# [Given task]
Output all lines exactly.
★ ★ ★ ★ ★ ★ ★
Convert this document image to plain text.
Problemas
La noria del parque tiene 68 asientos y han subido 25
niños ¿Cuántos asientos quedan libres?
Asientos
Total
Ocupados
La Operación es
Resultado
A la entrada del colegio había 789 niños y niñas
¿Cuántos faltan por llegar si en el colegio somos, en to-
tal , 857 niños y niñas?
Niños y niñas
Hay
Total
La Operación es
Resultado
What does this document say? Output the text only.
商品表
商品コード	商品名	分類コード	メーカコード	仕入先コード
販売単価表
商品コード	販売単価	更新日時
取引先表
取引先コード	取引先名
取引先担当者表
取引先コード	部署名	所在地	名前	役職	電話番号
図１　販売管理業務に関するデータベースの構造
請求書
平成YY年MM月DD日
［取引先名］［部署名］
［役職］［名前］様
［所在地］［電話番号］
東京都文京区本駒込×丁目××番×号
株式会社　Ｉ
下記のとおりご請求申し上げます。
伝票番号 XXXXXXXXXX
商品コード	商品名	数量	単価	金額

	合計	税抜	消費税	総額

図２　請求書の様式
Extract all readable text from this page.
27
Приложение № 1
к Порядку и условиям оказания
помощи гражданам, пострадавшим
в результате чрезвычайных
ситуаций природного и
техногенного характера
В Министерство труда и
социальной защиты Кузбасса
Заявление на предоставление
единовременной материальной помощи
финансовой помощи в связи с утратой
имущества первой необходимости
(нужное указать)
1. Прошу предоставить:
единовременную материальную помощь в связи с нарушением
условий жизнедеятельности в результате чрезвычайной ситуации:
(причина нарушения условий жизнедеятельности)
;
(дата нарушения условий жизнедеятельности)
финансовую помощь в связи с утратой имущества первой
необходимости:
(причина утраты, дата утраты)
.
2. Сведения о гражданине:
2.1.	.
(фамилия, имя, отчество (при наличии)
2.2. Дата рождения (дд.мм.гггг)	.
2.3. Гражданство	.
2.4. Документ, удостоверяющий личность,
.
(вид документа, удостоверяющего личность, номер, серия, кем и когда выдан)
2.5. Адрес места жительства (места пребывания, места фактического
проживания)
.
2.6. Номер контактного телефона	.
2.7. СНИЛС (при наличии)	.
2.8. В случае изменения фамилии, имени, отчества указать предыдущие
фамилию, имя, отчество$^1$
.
★ ★ ★ ★ ★ ★ ★
# [Solved problem]
Convert this document image to plain text.
Problemas
La noria del parque tiene 68 asientos y han subido 25
niños ¿Cuántos asientos quedan libres?
Asientos
Total
Ocupados
La Operación es
Resultado
A la entrada del colegio había 789 niños y niñas
¿Cuántos faltan por llegar si en el colegio somos, en to-
tal , 857 niños y niñas?
Niños y niñas
Hay
Total
La Operación es
Resultado
What does this document say? Output the text only.
商品表
商品コード	商品名	分類コード	メーカコード	仕入先コード
販売単価表
商品コード	販売単価	更新日時
取引先表
取引先コード	取引先名
取引先担当者表
取引先コード	部署名	所在地	名前	役職	電話番号
図１　販売管理業務に関するデータベースの構造
請求書
平成YY年MM月DD日
［取引先名］［部署名］
［役職］［名前］様
［所在地］［電話番号］
東京都文京区本駒込×丁目××番×号
株式会社　Ｉ
下記のとおりご請求申し上げます。
伝票番号 XXXXXXXXXX
商品コード	商品名	数量	単価	金額

	合計	税抜	消費税	総額

図２　請求書の様式
Extract all readable text from this page.
27
Приложение № 1
к Порядку и условиям оказания
помощи гражданам, пострадавшим
в результате чрезвычайных
ситуаций природного и
техногенного характера
В Министерство труда и
социальной защиты Кузбасса
Заявление на предоставление
единовременной материальной помощи
финансовой помощи в связи с утратой
имущества первой необходимости
(нужное указать)
1. Прошу предоставить:
единовременную материальную помощь в связи с нарушением
условий жизнедеятельности в результате чрезвычайной ситуации:
(причина нарушения условий жизнедеятельности)
;
(дата нарушения условий жизнедеятельности)
финансовую помощь в связи с утратой имущества первой
необходимости:
(причина утраты, дата утраты)
.
2. Сведения о гражданине:
2.1.	.
(фамилия, имя, отчество (при наличии)
2.2. Дата рождения (дд.мм.гггг)	.
2.3. Гражданство	.
2.4. Документ, удостоверяющий личность,
.
(вид документа, удостоверяющего личность, номер, серия, кем и когда выдан)
2.5. Адрес места жительства (места пребывания, места фактического
проживания)
.
2.6. Номер контактного телефона	.
2.7. СНИЛС (при наличии)	.
2.8. В случае изменения фамилии, имени, отчества указать предыдущие
фамилию, имя, отчество$^1$
.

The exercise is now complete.